WHAT YOU WILL DO >> Track down every line below that holds "регионального" and copy it.
+++ MATERIAL FOR THIS EXERCISE
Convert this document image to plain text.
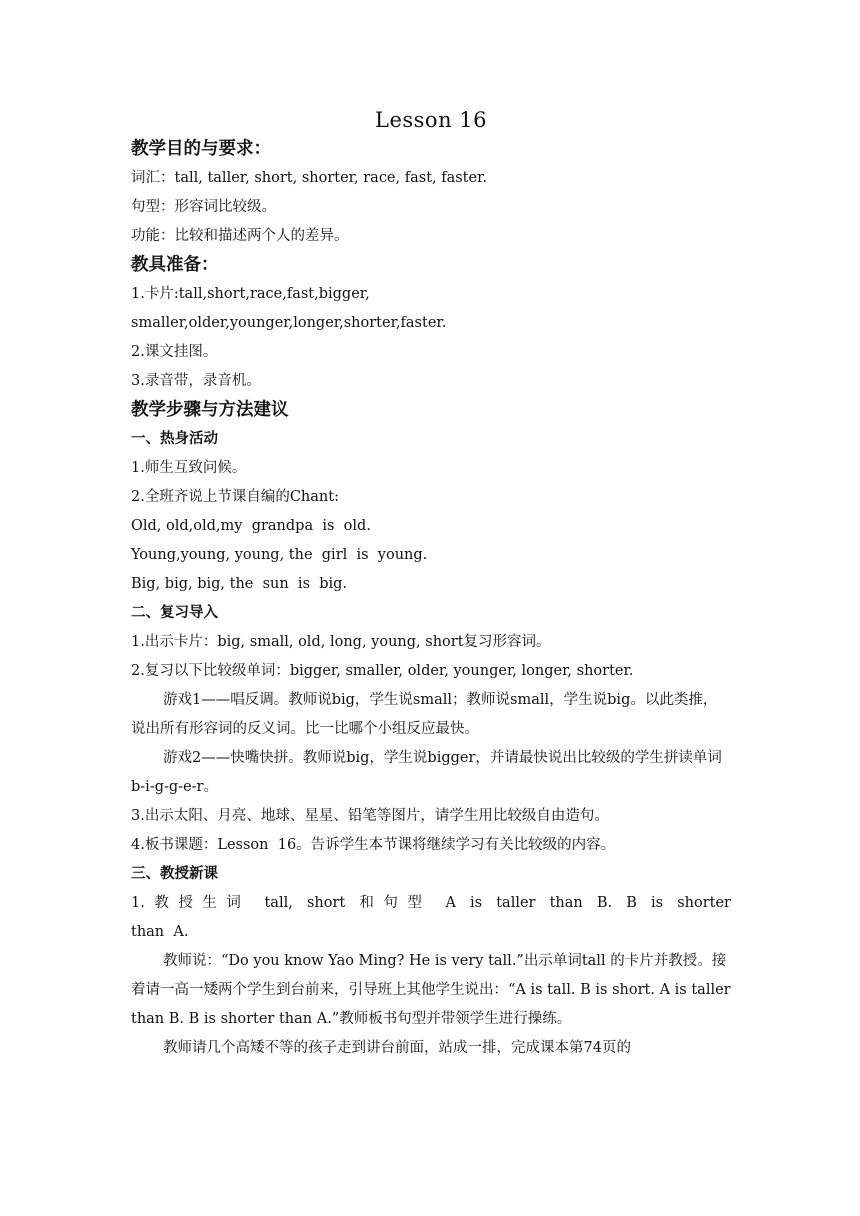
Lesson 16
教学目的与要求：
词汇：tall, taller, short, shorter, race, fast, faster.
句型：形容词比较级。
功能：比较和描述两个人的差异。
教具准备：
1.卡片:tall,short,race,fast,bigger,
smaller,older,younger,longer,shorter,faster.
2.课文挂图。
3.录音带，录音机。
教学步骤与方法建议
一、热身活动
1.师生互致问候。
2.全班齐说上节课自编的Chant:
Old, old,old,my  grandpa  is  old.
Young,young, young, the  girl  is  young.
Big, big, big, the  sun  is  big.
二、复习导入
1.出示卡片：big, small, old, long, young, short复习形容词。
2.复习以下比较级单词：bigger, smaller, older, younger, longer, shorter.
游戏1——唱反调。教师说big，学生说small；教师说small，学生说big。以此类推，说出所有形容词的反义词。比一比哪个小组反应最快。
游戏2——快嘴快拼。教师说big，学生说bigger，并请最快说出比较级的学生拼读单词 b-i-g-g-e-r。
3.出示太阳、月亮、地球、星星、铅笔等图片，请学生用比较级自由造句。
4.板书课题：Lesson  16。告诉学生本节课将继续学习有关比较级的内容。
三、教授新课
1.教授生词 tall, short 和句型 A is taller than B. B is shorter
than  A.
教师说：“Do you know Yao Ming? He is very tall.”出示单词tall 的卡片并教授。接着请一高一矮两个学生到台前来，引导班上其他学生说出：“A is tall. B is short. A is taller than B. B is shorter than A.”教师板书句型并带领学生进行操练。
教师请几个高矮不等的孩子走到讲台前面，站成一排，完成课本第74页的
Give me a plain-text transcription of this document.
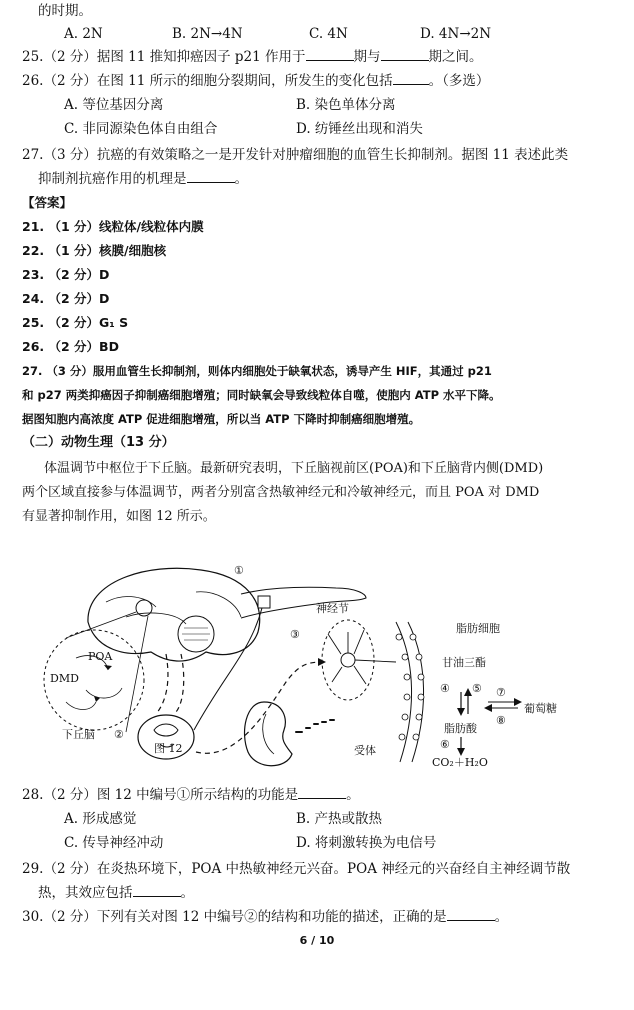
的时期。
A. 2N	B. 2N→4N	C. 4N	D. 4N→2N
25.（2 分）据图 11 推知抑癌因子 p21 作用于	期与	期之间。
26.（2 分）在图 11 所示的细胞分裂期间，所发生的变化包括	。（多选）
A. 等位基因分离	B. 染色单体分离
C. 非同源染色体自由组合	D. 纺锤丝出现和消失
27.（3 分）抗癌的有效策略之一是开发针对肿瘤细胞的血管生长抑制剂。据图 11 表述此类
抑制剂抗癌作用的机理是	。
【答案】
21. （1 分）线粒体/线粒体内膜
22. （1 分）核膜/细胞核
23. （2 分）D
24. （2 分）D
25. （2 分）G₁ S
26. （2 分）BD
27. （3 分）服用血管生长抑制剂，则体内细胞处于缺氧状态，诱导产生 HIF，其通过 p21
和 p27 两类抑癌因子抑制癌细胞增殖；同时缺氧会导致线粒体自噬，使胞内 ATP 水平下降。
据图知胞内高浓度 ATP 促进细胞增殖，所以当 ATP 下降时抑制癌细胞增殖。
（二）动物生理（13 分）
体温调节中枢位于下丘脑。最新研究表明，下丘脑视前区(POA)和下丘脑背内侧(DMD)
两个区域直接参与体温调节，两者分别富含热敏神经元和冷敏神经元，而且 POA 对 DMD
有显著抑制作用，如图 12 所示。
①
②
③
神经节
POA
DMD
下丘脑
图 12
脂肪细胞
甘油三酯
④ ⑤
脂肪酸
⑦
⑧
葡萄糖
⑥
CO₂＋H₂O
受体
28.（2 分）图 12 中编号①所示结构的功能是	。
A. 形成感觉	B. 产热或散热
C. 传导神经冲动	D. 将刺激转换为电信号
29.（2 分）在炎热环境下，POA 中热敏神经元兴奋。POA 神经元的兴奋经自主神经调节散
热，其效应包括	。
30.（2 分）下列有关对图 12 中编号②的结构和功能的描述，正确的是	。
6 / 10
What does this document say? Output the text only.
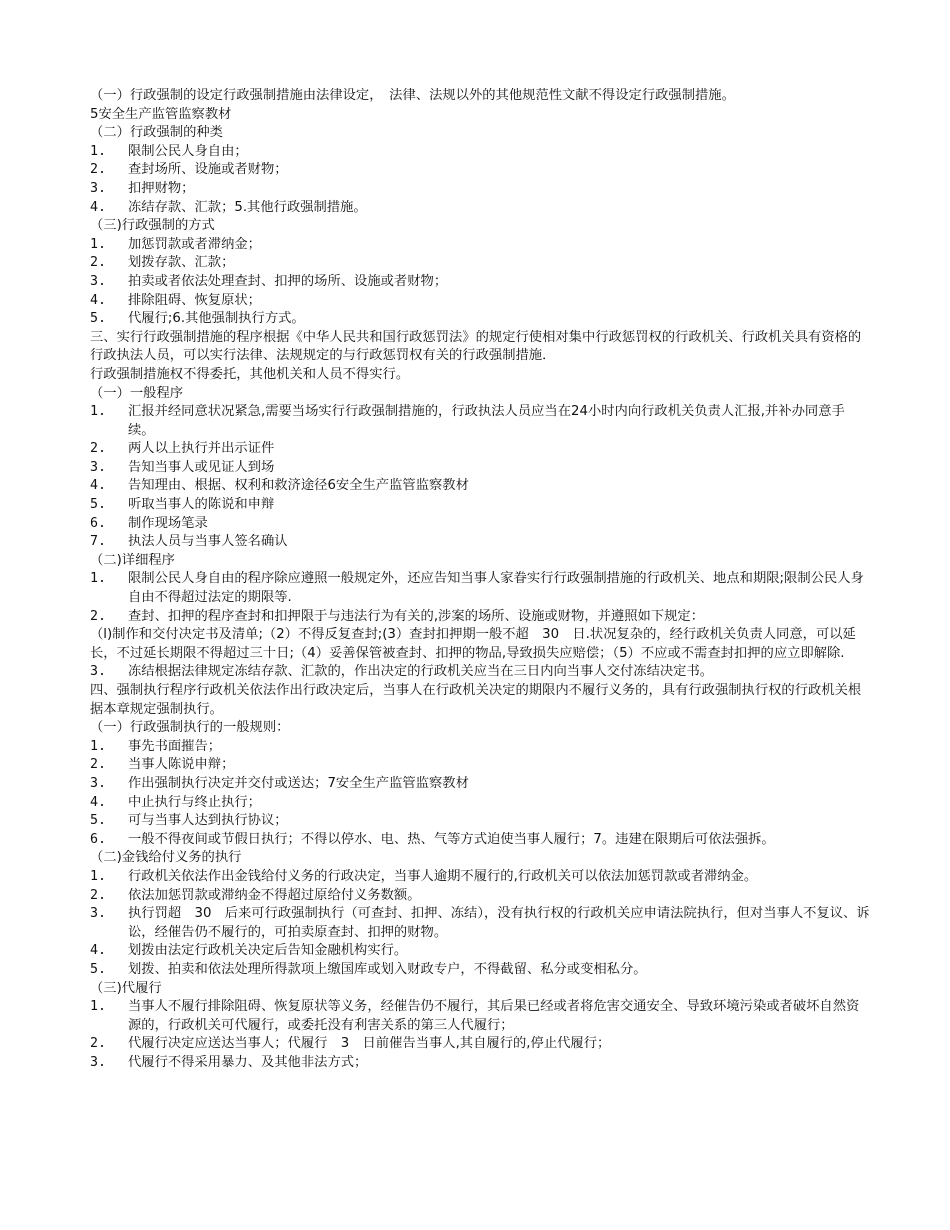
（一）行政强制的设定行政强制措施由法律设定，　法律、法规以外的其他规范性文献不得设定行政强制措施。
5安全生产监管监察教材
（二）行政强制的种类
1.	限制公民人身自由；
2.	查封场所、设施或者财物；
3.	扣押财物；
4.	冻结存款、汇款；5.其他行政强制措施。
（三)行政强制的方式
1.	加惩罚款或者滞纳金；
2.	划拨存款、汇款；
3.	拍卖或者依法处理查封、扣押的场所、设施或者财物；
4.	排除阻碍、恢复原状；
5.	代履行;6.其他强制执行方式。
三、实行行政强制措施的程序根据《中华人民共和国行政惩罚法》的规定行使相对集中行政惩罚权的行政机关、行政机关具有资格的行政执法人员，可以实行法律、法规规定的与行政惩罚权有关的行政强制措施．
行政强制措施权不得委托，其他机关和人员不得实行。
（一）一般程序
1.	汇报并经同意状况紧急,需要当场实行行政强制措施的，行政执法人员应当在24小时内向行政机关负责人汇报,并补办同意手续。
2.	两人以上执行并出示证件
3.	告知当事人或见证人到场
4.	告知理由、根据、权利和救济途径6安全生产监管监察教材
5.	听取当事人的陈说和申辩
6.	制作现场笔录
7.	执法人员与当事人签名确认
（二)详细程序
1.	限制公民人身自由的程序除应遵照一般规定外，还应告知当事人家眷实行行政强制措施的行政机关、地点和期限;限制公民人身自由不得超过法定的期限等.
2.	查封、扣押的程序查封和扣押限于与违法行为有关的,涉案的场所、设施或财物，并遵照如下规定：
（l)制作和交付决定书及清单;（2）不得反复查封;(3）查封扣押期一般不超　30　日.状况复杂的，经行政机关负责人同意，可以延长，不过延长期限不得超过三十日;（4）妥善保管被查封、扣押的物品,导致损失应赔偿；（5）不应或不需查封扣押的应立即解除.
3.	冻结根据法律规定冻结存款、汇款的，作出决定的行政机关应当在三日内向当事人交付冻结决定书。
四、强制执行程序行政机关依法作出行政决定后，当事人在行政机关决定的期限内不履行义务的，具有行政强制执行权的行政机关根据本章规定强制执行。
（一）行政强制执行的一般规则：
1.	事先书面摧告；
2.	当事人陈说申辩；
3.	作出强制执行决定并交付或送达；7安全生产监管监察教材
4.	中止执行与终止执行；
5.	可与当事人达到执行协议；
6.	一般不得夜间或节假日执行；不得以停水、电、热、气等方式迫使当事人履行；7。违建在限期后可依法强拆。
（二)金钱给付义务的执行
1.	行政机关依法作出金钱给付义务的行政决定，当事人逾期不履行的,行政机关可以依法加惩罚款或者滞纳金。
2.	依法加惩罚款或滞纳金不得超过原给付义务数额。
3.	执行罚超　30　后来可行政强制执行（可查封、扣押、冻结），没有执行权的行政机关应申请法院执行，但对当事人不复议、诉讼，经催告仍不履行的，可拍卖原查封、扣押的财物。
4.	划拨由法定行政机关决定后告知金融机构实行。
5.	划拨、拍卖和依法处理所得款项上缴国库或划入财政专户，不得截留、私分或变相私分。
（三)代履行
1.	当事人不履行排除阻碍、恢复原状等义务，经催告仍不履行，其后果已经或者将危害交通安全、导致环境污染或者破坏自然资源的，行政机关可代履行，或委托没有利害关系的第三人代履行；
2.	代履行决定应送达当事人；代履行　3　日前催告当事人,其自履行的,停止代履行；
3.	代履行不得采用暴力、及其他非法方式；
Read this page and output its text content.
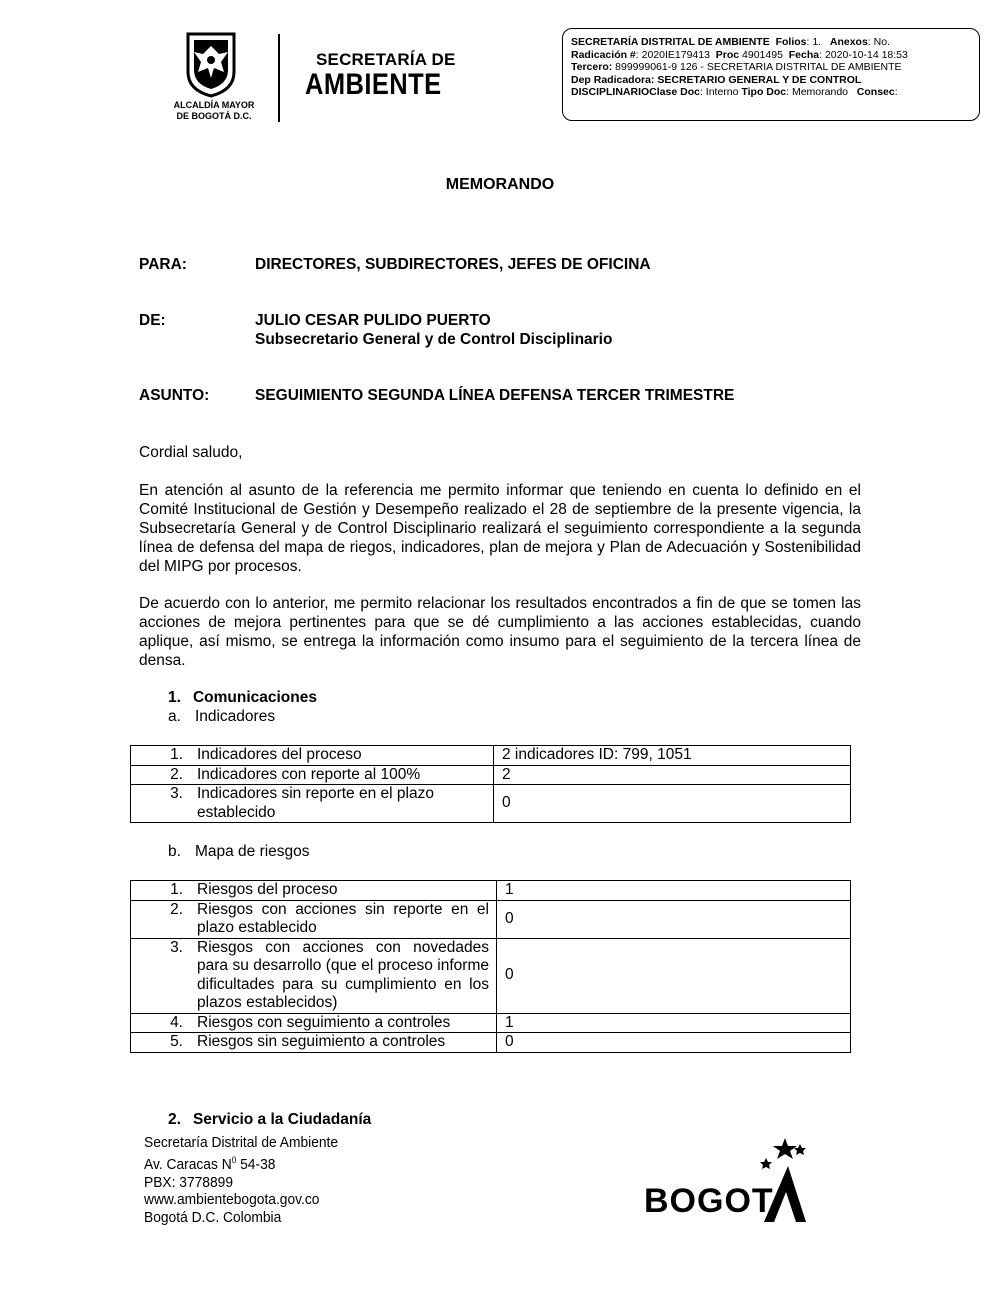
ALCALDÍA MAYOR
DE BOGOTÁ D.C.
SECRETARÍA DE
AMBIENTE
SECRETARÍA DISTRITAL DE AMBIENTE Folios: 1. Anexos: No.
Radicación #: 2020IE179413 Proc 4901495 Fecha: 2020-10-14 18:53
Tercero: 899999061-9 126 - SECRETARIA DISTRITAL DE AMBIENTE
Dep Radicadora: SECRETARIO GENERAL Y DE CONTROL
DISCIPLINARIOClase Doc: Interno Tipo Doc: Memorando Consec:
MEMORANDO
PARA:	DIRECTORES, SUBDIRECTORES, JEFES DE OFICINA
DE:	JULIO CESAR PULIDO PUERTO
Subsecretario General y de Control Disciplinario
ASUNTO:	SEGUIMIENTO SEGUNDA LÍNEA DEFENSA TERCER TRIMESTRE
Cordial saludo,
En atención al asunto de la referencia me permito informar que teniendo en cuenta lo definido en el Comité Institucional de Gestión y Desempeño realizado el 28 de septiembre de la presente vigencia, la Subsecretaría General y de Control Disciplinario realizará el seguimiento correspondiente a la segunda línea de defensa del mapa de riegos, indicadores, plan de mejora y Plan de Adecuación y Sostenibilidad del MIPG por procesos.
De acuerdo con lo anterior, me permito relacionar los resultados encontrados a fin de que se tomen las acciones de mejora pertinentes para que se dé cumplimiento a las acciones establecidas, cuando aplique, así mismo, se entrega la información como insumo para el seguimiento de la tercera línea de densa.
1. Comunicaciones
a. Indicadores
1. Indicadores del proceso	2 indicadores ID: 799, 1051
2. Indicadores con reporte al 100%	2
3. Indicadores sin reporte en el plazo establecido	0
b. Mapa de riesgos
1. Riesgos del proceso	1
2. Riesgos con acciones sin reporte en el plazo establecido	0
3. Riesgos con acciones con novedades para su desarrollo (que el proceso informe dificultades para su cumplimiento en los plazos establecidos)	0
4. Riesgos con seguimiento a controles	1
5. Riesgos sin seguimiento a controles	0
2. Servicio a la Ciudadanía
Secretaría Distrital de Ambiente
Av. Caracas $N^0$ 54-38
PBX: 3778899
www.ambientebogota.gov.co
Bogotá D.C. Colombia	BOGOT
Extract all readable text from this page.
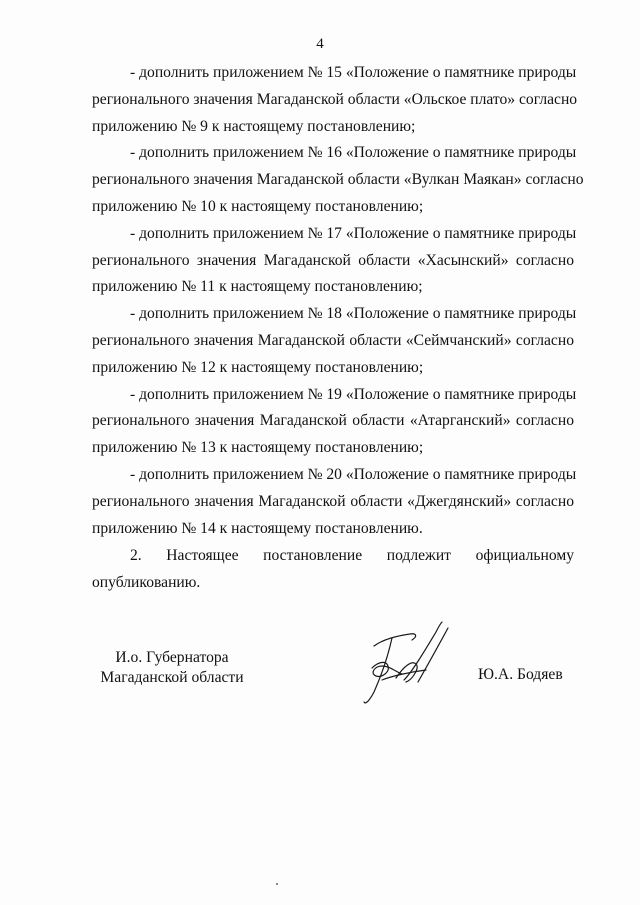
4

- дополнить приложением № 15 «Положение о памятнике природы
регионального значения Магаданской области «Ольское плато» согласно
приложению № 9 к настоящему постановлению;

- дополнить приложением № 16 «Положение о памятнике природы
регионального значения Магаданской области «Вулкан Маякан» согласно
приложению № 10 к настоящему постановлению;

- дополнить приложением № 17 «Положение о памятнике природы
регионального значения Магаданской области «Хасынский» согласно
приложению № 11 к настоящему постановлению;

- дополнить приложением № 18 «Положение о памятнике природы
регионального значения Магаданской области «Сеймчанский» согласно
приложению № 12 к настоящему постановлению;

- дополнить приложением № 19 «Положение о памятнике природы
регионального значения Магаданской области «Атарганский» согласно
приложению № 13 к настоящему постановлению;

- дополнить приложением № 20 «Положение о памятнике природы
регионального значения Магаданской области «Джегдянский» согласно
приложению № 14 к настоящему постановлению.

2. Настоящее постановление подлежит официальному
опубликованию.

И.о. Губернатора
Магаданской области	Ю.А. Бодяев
++++++
FULL OUTPUT >>
регионального значения Магаданской области «Ольское плато» согласно
регионального значения Магаданской области «Вулкан Маякан» согласно
регионального значения Магаданской области «Хасынский» согласно
регионального значения Магаданской области «Сеймчанский» согласно
регионального значения Магаданской области «Атарганский» согласно
регионального значения Магаданской области «Джегдянский» согласно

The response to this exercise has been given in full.